(Region and label listings)
═══

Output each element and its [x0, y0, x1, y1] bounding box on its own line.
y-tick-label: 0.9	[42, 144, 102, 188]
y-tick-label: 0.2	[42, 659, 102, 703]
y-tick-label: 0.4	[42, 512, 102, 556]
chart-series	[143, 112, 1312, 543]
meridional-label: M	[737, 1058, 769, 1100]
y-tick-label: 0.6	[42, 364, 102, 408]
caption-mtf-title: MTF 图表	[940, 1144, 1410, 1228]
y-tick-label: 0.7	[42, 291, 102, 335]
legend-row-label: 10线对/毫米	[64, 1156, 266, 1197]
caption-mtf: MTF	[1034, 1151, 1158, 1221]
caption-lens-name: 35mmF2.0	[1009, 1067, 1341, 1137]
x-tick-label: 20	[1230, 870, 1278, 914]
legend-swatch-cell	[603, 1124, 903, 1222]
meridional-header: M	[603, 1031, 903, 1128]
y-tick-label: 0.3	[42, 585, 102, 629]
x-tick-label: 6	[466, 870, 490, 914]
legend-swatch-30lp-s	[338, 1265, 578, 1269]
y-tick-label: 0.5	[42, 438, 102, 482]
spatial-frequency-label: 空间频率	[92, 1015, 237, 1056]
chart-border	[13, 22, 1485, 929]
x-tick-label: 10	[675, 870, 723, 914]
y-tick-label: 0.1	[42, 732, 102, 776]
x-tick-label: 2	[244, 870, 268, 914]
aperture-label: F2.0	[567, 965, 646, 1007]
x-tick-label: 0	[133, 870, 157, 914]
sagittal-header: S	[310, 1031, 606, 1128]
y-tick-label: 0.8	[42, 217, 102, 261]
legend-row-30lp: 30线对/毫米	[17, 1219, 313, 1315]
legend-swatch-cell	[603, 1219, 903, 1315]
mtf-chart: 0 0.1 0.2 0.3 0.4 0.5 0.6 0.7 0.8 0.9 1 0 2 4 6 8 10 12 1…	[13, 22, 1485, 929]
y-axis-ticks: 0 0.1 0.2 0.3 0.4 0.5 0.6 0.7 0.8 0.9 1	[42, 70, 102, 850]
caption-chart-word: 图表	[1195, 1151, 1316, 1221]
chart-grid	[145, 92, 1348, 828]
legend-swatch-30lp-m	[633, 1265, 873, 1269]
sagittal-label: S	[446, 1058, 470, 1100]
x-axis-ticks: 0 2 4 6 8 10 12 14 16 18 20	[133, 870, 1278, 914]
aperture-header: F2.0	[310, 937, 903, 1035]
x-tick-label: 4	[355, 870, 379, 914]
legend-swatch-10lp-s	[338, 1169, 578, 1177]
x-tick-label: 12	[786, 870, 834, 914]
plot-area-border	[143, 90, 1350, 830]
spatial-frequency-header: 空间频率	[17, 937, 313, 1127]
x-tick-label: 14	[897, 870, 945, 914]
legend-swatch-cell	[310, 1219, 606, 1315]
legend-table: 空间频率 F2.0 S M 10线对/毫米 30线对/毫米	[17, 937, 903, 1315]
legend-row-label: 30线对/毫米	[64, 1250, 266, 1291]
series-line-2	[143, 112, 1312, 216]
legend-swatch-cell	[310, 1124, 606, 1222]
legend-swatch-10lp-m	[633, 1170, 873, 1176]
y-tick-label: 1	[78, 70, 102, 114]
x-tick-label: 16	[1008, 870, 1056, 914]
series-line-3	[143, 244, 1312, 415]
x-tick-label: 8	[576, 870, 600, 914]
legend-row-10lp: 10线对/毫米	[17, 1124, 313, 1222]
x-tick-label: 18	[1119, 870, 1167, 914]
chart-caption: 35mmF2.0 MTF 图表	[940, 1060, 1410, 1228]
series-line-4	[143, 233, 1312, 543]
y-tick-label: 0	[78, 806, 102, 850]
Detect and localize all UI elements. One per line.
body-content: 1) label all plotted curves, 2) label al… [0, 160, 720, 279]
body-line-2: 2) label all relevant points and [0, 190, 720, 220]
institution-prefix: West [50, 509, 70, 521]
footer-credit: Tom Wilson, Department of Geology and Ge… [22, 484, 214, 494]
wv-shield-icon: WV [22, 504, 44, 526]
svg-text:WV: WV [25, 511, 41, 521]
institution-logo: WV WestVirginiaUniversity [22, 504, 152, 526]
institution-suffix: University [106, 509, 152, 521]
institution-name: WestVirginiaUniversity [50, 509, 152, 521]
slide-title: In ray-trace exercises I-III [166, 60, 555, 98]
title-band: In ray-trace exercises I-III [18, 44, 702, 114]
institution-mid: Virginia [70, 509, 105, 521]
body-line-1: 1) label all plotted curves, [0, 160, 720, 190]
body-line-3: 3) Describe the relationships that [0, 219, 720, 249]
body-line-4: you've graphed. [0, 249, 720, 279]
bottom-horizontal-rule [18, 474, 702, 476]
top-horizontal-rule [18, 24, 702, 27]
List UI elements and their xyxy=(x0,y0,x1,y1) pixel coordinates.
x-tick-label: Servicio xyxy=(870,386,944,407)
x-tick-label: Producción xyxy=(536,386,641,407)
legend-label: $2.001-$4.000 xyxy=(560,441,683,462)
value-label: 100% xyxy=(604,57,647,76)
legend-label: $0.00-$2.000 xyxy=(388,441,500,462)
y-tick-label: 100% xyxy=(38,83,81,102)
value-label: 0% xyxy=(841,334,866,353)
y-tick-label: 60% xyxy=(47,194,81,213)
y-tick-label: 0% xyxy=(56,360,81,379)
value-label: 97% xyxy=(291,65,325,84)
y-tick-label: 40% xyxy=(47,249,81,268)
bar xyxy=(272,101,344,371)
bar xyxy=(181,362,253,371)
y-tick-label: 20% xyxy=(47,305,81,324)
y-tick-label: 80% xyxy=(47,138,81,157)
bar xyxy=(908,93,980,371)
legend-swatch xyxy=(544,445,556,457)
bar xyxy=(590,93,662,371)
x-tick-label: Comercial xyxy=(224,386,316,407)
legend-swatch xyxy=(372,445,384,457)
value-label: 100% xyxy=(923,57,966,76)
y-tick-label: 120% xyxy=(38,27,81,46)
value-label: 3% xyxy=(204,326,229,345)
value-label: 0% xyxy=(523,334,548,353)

═══

» REQUEST
Rewrite the records with every "y-tick-label" changed to "y-axis-label", keeping everything else the same.

» THE COMPLETED TASK
Output each element and its [x0, y0, x1, y1] bounding box on its own line.
y-axis-label: 0.9	[42, 144, 102, 188]
y-axis-label: 0.2	[42, 659, 102, 703]
y-axis-label: 0.4	[42, 512, 102, 556]
chart-series	[143, 112, 1312, 543]
meridional-label: M	[737, 1058, 769, 1100]
y-axis-label: 0.6	[42, 364, 102, 408]
caption-mtf-title: MTF 图表	[940, 1144, 1410, 1228]
y-axis-label: 0.7	[42, 291, 102, 335]
legend-row-label: 10线对/毫米	[64, 1156, 266, 1197]
caption-mtf: MTF	[1034, 1151, 1158, 1221]
caption-lens-name: 35mmF2.0	[1009, 1067, 1341, 1137]
x-tick-label: 20	[1230, 870, 1278, 914]
legend-swatch-cell	[603, 1124, 903, 1222]
meridional-header: M	[603, 1031, 903, 1128]
y-axis-label: 0.3	[42, 585, 102, 629]
x-tick-label: 6	[466, 870, 490, 914]
legend-swatch-30lp-s	[338, 1265, 578, 1269]
y-axis-label: 0.5	[42, 438, 102, 482]
spatial-frequency-label: 空间频率	[92, 1015, 237, 1056]
chart-border	[13, 22, 1485, 929]
x-tick-label: 10	[675, 870, 723, 914]
y-axis-label: 0.1	[42, 732, 102, 776]
x-tick-label: 2	[244, 870, 268, 914]
aperture-label: F2.0	[567, 965, 646, 1007]
x-tick-label: 0	[133, 870, 157, 914]
sagittal-header: S	[310, 1031, 606, 1128]
y-axis-label: 0.8	[42, 217, 102, 261]
legend-row-30lp: 30线对/毫米	[17, 1219, 313, 1315]
legend-swatch-cell	[603, 1219, 903, 1315]
mtf-chart: 0 0.1 0.2 0.3 0.4 0.5 0.6 0.7 0.8 0.9 1 0 2 4 6 8 10 12 1…	[13, 22, 1485, 929]
y-axis-ticks: 0 0.1 0.2 0.3 0.4 0.5 0.6 0.7 0.8 0.9 1	[42, 70, 102, 850]
caption-chart-word: 图表	[1195, 1151, 1316, 1221]
chart-grid	[145, 92, 1348, 828]
legend-swatch-30lp-m	[633, 1265, 873, 1269]
sagittal-label: S	[446, 1058, 470, 1100]
x-axis-ticks: 0 2 4 6 8 10 12 14 16 18 20	[133, 870, 1278, 914]
aperture-header: F2.0	[310, 937, 903, 1035]
x-tick-label: 4	[355, 870, 379, 914]
legend-swatch-10lp-s	[338, 1169, 578, 1177]
x-tick-label: 12	[786, 870, 834, 914]
plot-area-border	[143, 90, 1350, 830]
spatial-frequency-header: 空间频率	[17, 937, 313, 1127]
x-tick-label: 14	[897, 870, 945, 914]
legend-swatch-cell	[310, 1219, 606, 1315]
legend-table: 空间频率 F2.0 S M 10线对/毫米 30线对/毫米	[17, 937, 903, 1315]
legend-row-label: 30线对/毫米	[64, 1250, 266, 1291]
series-line-2	[143, 112, 1312, 216]
legend-swatch-cell	[310, 1124, 606, 1222]
legend-swatch-10lp-m	[633, 1170, 873, 1176]
y-axis-label: 1	[78, 70, 102, 114]
x-tick-label: 16	[1008, 870, 1056, 914]
series-line-3	[143, 244, 1312, 415]
x-tick-label: 8	[576, 870, 600, 914]
legend-row-10lp: 10线对/毫米	[17, 1124, 313, 1222]
x-tick-label: 18	[1119, 870, 1167, 914]
chart-caption: 35mmF2.0 MTF 图表	[940, 1060, 1410, 1228]
series-line-4	[143, 233, 1312, 543]
y-axis-label: 0	[78, 806, 102, 850]
Detect and localize all UI elements. One per line.
body-content: 1) label all plotted curves, 2) label al… [0, 160, 720, 279]
body-line-2: 2) label all relevant points and [0, 190, 720, 220]
institution-prefix: West [50, 509, 70, 521]
footer-credit: Tom Wilson, Department of Geology and Ge… [22, 484, 214, 494]
wv-shield-icon: WV [22, 504, 44, 526]
svg-text:WV: WV [25, 511, 41, 521]
institution-logo: WV WestVirginiaUniversity [22, 504, 152, 526]
institution-suffix: University [106, 509, 152, 521]
institution-name: WestVirginiaUniversity [50, 509, 152, 521]
slide-title: In ray-trace exercises I-III [166, 60, 555, 98]
title-band: In ray-trace exercises I-III [18, 44, 702, 114]
institution-mid: Virginia [70, 509, 105, 521]
body-line-1: 1) label all plotted curves, [0, 160, 720, 190]
body-line-3: 3) Describe the relationships that [0, 219, 720, 249]
body-line-4: you've graphed. [0, 249, 720, 279]
bottom-horizontal-rule [18, 474, 702, 476]
top-horizontal-rule [18, 24, 702, 27]
List UI elements and their xyxy=(x0,y0,x1,y1) pixel coordinates.
x-tick-label: Servicio xyxy=(870,386,944,407)
x-tick-label: Producción xyxy=(536,386,641,407)
legend-label: $2.001-$4.000 xyxy=(560,441,683,462)
value-label: 100% xyxy=(604,57,647,76)
legend-label: $0.00-$2.000 xyxy=(388,441,500,462)
y-axis-label: 100% xyxy=(38,83,81,102)
value-label: 0% xyxy=(841,334,866,353)
y-axis-label: 60% xyxy=(47,194,81,213)
y-axis-label: 0% xyxy=(56,360,81,379)
value-label: 97% xyxy=(291,65,325,84)
y-axis-label: 40% xyxy=(47,249,81,268)
bar xyxy=(272,101,344,371)
bar xyxy=(181,362,253,371)
y-axis-label: 20% xyxy=(47,305,81,324)
y-axis-label: 80% xyxy=(47,138,81,157)
bar xyxy=(908,93,980,371)
legend-swatch xyxy=(544,445,556,457)
bar xyxy=(590,93,662,371)
x-tick-label: Comercial xyxy=(224,386,316,407)
legend-swatch xyxy=(372,445,384,457)
value-label: 100% xyxy=(923,57,966,76)
y-axis-label: 120% xyxy=(38,27,81,46)
value-label: 3% xyxy=(204,326,229,345)
value-label: 0% xyxy=(523,334,548,353)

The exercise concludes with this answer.